Stored items from a collection:
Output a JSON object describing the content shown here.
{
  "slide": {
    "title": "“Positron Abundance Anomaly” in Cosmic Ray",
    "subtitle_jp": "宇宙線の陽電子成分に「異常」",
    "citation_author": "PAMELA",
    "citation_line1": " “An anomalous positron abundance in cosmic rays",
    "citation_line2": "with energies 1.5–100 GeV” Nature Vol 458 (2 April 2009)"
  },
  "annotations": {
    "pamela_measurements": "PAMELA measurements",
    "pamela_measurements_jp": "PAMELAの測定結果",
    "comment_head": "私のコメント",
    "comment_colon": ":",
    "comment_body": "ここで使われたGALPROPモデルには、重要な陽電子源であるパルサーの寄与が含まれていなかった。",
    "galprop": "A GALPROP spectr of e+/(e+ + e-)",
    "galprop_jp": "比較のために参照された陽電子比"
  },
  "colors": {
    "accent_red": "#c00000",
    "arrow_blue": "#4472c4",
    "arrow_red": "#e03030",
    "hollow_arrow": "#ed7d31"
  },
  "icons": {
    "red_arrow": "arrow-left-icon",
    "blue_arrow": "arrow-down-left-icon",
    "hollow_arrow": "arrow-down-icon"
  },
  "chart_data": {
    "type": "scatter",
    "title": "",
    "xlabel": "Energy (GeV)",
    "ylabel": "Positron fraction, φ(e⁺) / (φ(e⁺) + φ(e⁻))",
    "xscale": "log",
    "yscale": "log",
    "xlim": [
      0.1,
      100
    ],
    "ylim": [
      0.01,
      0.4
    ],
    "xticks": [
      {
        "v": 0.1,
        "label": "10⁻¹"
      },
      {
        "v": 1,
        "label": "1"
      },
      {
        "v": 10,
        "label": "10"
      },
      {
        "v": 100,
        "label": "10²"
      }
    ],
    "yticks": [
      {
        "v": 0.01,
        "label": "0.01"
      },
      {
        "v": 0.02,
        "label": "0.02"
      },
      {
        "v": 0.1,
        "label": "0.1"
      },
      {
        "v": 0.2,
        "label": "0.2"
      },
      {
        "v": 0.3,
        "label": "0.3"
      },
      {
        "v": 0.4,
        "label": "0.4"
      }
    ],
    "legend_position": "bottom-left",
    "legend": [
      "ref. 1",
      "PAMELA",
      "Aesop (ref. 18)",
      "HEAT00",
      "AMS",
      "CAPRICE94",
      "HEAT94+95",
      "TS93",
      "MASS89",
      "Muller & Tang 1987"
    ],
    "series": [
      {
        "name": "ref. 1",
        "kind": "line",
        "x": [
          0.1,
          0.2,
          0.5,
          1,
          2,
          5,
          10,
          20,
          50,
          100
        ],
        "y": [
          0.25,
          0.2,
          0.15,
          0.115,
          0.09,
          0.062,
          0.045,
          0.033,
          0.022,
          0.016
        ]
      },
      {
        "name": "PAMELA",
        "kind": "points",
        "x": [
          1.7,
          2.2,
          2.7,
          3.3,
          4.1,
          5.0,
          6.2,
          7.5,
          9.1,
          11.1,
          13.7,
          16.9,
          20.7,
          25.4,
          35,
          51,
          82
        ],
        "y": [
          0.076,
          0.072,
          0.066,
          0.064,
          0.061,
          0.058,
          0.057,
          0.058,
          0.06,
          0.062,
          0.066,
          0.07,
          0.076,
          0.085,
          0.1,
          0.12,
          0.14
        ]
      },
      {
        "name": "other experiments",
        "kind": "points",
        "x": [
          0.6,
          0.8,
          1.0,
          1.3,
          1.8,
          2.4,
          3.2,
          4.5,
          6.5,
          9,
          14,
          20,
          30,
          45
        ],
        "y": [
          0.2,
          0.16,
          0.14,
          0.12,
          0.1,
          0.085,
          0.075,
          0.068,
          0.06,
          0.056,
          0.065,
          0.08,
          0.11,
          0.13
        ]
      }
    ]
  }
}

__Goal__
Print the records above exactly as they appear.

__Written reply__
Output a JSON object describing the content shown here.
{
  "slide": {
    "title": "“Positron Abundance Anomaly” in Cosmic Ray",
    "subtitle_jp": "宇宙線の陽電子成分に「異常」",
    "citation_author": "PAMELA",
    "citation_line1": " “An anomalous positron abundance in cosmic rays",
    "citation_line2": "with energies 1.5–100 GeV” Nature Vol 458 (2 April 2009)"
  },
  "annotations": {
    "pamela_measurements": "PAMELA measurements",
    "pamela_measurements_jp": "PAMELAの測定結果",
    "comment_head": "私のコメント",
    "comment_colon": ":",
    "comment_body": "ここで使われたGALPROPモデルには、重要な陽電子源であるパルサーの寄与が含まれていなかった。",
    "galprop": "A GALPROP spectr of e+/(e+ + e-)",
    "galprop_jp": "比較のために参照された陽電子比"
  },
  "colors": {
    "accent_red": "#c00000",
    "arrow_blue": "#4472c4",
    "arrow_red": "#e03030",
    "hollow_arrow": "#ed7d31"
  },
  "icons": {
    "red_arrow": "arrow-left-icon",
    "blue_arrow": "arrow-down-left-icon",
    "hollow_arrow": "arrow-down-icon"
  },
  "chart_data": {
    "type": "scatter",
    "title": "",
    "xlabel": "Energy (GeV)",
    "ylabel": "Positron fraction, φ(e⁺) / (φ(e⁺) + φ(e⁻))",
    "xscale": "log",
    "yscale": "log",
    "xlim": [
      0.1,
      100
    ],
    "ylim": [
      0.01,
      0.4
    ],
    "xticks": [
      {
        "v": 0.1,
        "label": "10⁻¹"
      },
      {
        "v": 1,
        "label": "1"
      },
      {
        "v": 10,
        "label": "10"
      },
      {
        "v": 100,
        "label": "10²"
      }
    ],
    "yticks": [
      {
        "v": 0.01,
        "label": "0.01"
      },
      {
        "v": 0.02,
        "label": "0.02"
      },
      {
        "v": 0.1,
        "label": "0.1"
      },
      {
        "v": 0.2,
        "label": "0.2"
      },
      {
        "v": 0.3,
        "label": "0.3"
      },
      {
        "v": 0.4,
        "label": "0.4"
      }
    ],
    "legend_position": "bottom-left",
    "legend": [
      "ref. 1",
      "PAMELA",
      "Aesop (ref. 18)",
      "HEAT00",
      "AMS",
      "CAPRICE94",
      "HEAT94+95",
      "TS93",
      "MASS89",
      "Muller & Tang 1987"
    ],
    "series": [
      {
        "name": "ref. 1",
        "kind": "line",
        "x": [
          0.1,
          0.2,
          0.5,
          1,
          2,
          5,
          10,
          20,
          50,
          100
        ],
        "y": [
          0.25,
          0.2,
          0.15,
          0.115,
          0.09,
          0.062,
          0.045,
          0.033,
          0.022,
          0.016
        ]
      },
      {
        "name": "PAMELA",
        "kind": "points",
        "x": [
          1.7,
          2.2,
          2.7,
          3.3,
          4.1,
          5.0,
          6.2,
          7.5,
          9.1,
          11.1,
          13.7,
          16.9,
          20.7,
          25.4,
          35,
          51,
          82
        ],
        "y": [
          0.076,
          0.072,
          0.066,
          0.064,
          0.061,
          0.058,
          0.057,
          0.058,
          0.06,
          0.062,
          0.066,
          0.07,
          0.076,
          0.085,
          0.1,
          0.12,
          0.14
        ]
      },
      {
        "name": "other experiments",
        "kind": "points",
        "x": [
          0.6,
          0.8,
          1.0,
          1.3,
          1.8,
          2.4,
          3.2,
          4.5,
          6.5,
          9,
          14,
          20,
          30,
          45
        ],
        "y": [
          0.2,
          0.16,
          0.14,
          0.12,
          0.1,
          0.085,
          0.075,
          0.068,
          0.06,
          0.056,
          0.065,
          0.08,
          0.11,
          0.13
        ]
      }
    ]
  }
}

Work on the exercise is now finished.